• **DATA RECORDS**:
########
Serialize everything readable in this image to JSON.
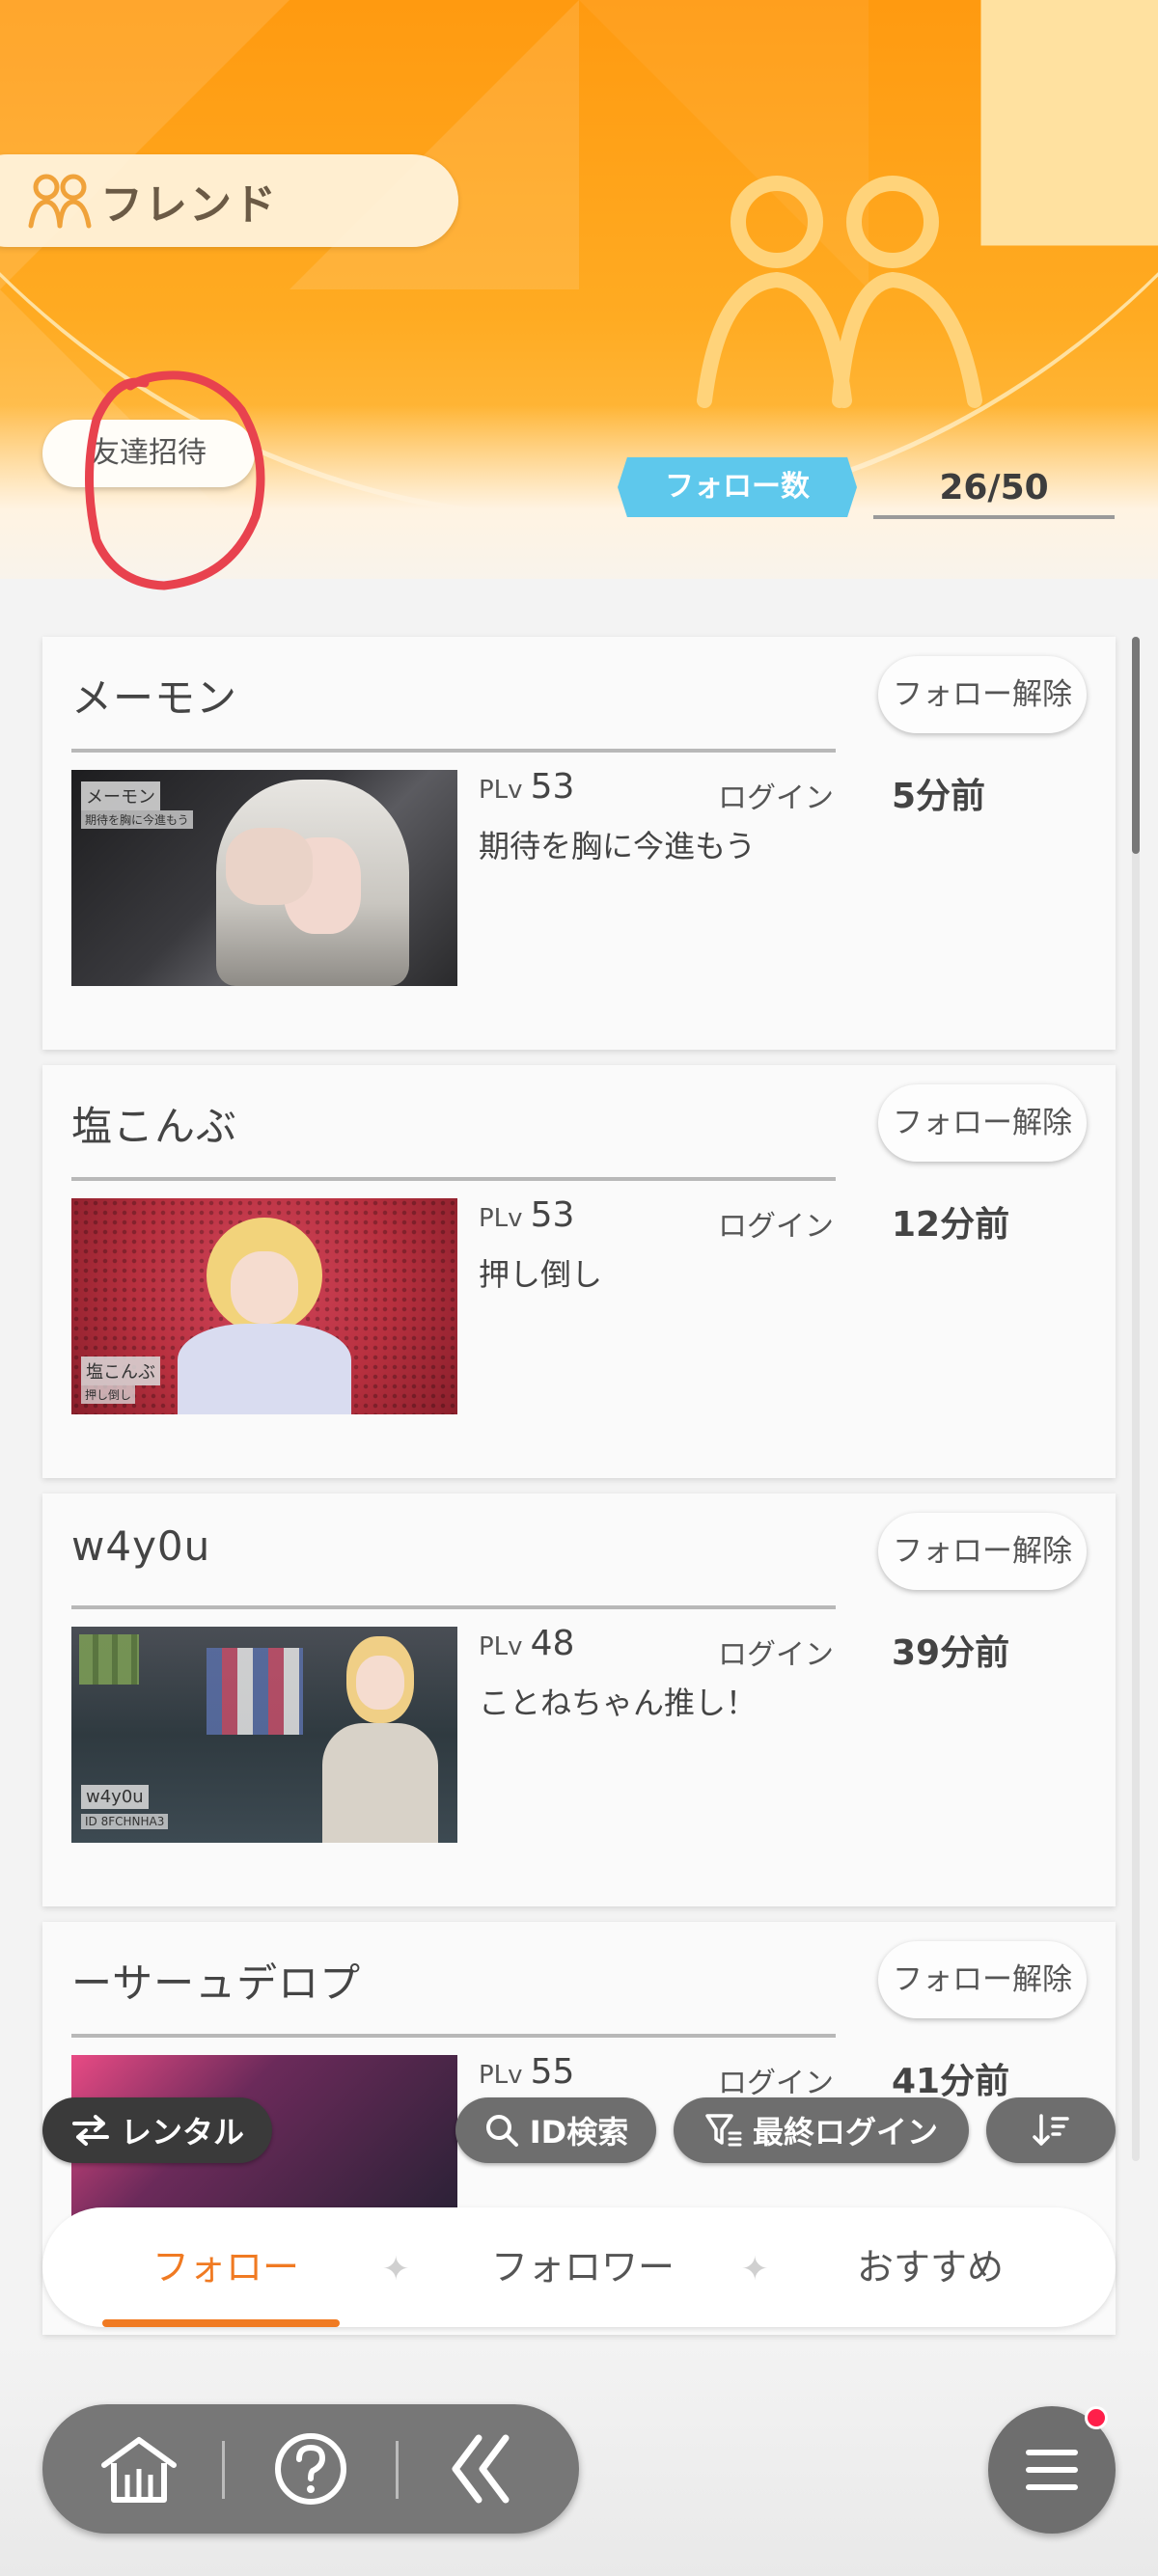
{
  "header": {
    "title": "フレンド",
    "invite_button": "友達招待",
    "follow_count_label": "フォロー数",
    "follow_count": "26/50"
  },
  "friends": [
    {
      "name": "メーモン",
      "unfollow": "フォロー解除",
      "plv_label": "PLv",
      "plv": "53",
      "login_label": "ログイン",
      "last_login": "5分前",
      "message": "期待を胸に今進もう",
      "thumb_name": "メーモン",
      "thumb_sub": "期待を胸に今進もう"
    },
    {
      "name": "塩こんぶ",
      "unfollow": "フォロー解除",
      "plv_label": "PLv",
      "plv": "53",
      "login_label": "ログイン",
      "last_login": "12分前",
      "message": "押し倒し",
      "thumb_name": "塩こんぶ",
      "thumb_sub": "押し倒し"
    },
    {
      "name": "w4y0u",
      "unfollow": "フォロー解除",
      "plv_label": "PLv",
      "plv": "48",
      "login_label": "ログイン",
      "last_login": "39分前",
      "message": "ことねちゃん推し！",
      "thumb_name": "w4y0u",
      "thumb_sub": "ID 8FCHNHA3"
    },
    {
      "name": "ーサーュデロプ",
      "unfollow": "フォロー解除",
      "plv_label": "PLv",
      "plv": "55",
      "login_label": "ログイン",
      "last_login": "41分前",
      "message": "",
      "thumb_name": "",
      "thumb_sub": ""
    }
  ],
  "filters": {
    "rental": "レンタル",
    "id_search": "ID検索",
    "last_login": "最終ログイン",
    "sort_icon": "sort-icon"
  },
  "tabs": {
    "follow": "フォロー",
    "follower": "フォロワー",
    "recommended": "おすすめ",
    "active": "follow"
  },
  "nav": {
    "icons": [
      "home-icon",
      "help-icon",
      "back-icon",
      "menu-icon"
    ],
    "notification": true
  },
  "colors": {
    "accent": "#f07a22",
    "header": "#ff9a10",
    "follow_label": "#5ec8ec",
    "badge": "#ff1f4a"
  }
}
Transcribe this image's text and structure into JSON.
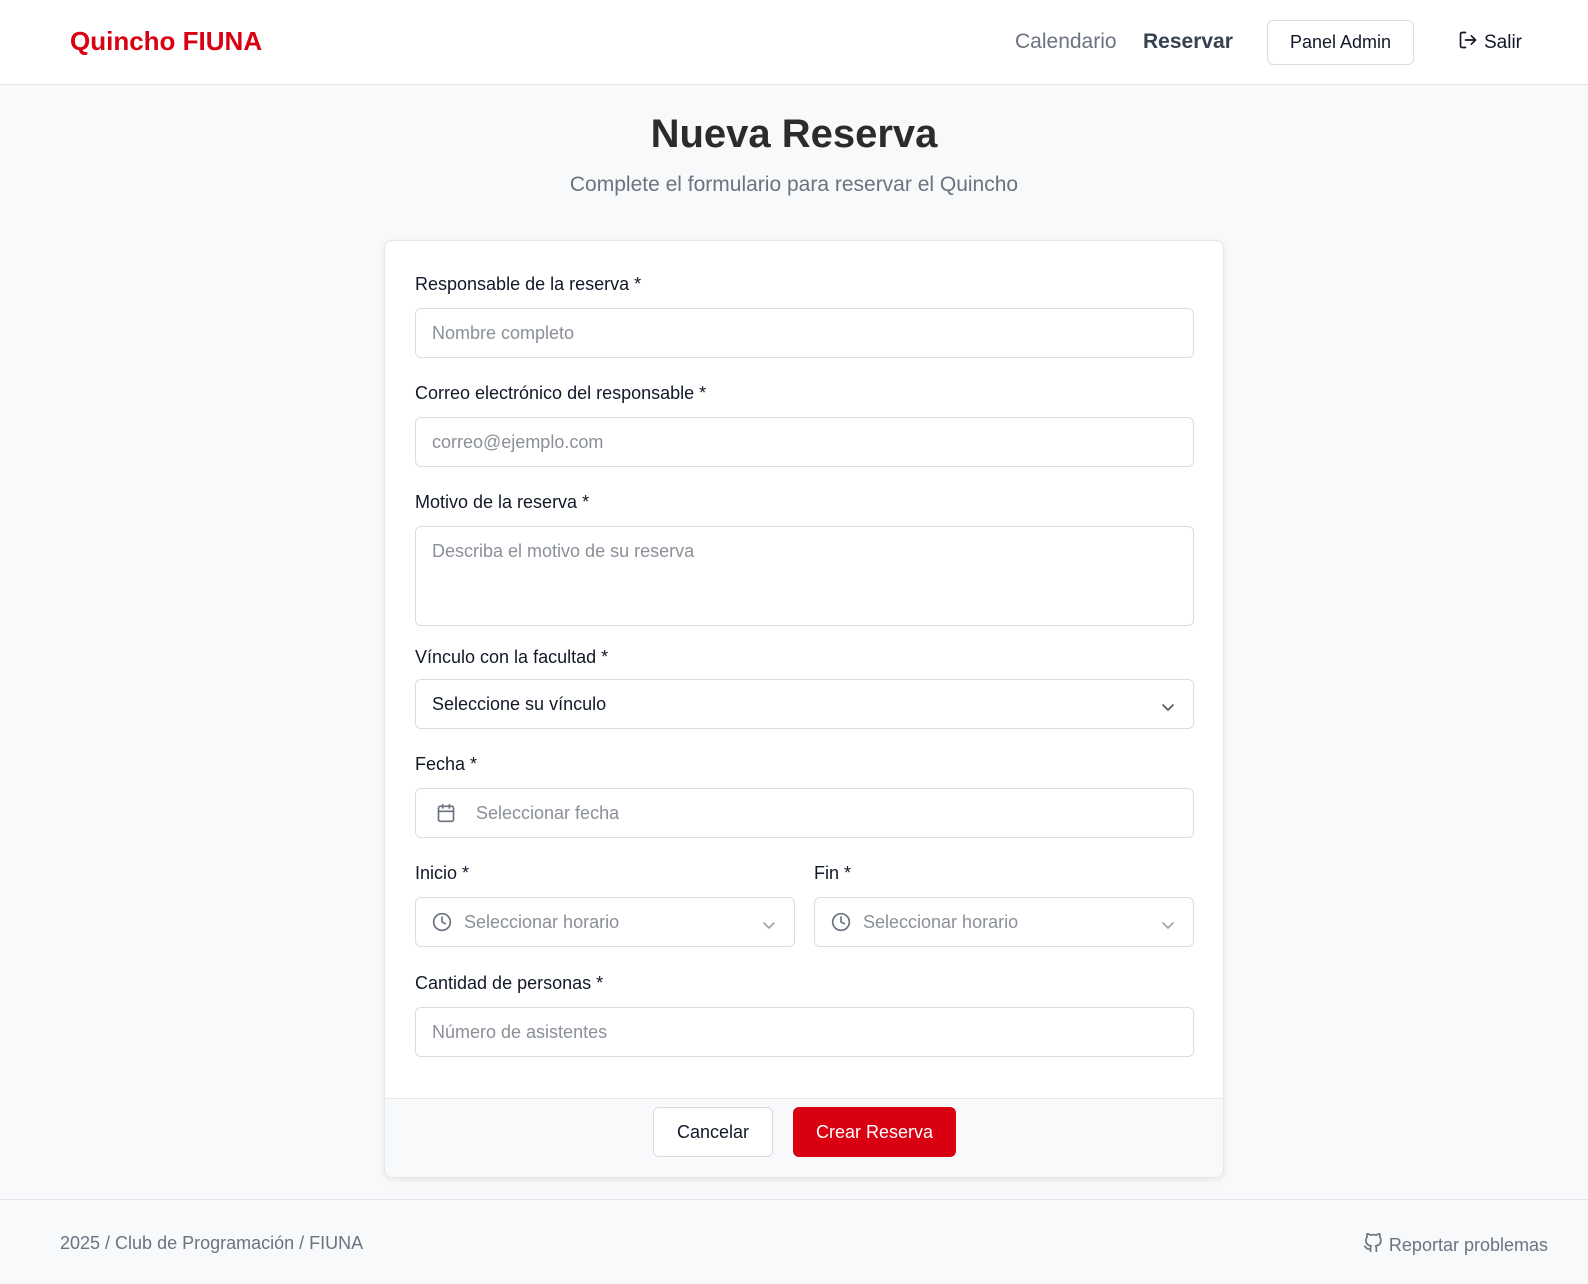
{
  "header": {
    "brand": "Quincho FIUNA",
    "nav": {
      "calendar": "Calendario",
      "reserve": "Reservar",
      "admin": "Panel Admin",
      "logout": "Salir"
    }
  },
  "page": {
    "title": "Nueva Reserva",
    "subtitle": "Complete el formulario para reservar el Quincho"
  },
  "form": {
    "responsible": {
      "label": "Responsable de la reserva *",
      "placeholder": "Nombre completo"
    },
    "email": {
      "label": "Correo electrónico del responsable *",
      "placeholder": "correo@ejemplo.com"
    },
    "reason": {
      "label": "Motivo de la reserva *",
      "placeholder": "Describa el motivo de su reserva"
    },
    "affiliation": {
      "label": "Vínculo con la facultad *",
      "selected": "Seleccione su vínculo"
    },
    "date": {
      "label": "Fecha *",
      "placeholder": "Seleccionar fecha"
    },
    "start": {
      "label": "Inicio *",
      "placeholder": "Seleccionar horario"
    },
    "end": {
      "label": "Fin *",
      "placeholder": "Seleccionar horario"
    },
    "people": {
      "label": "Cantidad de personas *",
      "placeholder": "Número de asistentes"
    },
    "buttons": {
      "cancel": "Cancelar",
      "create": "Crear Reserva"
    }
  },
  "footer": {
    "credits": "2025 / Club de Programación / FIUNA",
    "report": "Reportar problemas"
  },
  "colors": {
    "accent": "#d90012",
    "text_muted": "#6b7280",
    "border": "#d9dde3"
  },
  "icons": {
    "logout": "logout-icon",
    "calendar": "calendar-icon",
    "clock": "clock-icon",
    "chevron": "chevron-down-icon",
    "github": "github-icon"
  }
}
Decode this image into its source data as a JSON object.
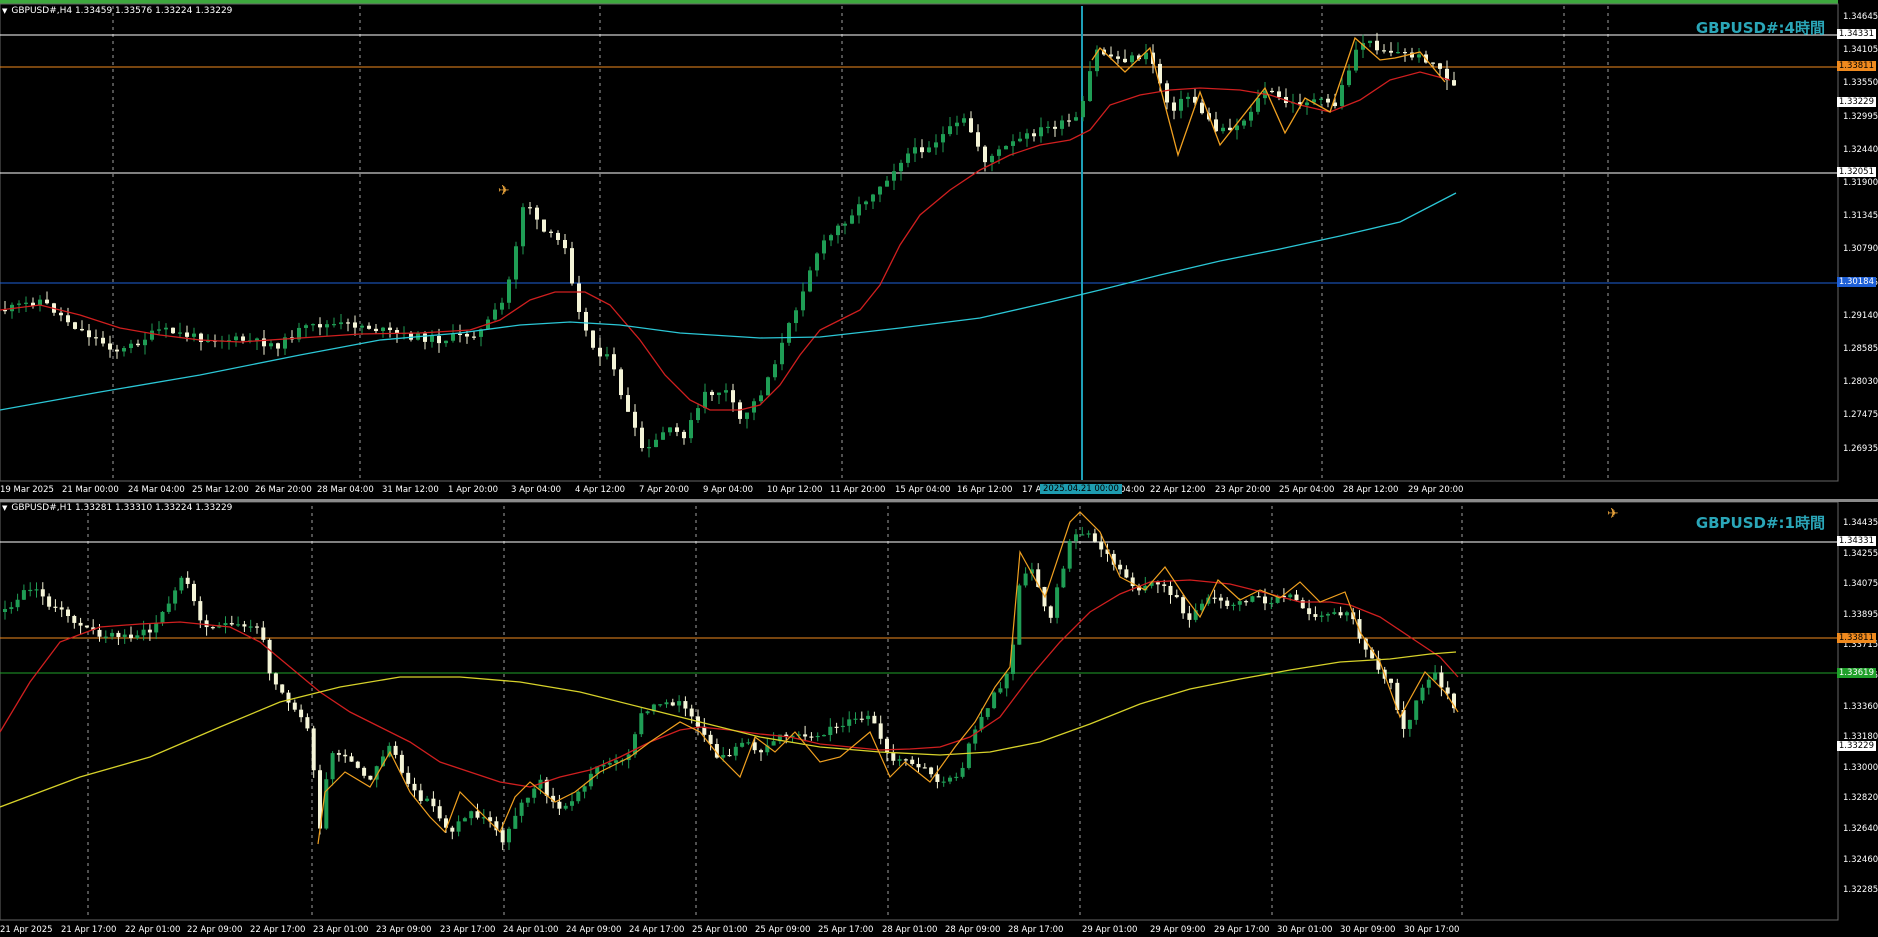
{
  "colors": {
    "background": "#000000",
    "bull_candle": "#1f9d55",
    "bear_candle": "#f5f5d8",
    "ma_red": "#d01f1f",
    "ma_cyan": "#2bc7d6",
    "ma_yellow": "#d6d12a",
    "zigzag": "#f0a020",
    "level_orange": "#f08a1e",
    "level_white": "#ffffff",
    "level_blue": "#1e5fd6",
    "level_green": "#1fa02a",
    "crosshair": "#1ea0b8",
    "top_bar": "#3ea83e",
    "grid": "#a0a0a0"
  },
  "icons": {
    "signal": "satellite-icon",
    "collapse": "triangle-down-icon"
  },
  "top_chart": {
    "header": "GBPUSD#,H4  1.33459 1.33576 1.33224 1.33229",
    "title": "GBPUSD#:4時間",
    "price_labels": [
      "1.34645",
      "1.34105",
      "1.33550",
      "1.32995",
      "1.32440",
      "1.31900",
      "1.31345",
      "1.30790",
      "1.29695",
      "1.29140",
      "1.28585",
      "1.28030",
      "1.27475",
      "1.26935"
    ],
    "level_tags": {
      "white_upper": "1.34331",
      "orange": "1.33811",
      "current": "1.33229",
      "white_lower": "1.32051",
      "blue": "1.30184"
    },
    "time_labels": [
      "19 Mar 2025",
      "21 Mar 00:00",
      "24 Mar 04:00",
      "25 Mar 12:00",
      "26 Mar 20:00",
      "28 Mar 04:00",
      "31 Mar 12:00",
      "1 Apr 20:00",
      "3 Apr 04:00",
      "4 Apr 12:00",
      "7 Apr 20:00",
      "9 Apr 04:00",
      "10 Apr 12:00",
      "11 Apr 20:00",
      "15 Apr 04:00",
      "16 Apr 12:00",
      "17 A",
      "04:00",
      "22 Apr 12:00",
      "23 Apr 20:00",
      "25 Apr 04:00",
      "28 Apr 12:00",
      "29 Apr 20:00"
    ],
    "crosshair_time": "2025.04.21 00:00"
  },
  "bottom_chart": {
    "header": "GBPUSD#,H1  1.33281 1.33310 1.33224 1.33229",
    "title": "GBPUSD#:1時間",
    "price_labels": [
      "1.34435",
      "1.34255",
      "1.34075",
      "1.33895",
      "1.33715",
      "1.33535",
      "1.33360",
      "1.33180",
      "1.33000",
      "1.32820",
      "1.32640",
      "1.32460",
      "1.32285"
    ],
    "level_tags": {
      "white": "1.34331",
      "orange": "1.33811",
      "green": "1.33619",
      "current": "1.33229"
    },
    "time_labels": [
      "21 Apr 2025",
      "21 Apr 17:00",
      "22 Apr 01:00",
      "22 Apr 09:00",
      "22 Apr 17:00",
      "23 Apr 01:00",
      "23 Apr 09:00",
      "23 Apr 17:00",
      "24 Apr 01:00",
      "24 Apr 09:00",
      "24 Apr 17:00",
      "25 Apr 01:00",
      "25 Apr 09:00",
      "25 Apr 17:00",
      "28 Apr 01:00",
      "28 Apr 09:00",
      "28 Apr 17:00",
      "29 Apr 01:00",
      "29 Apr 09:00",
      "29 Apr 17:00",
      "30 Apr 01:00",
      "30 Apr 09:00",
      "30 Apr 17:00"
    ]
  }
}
########
• **WHAT NEEDS TO BE DONE**: Above are the entries; count how many of their lines contain the word "image" and give only that number.

• **SOLUTION**: 3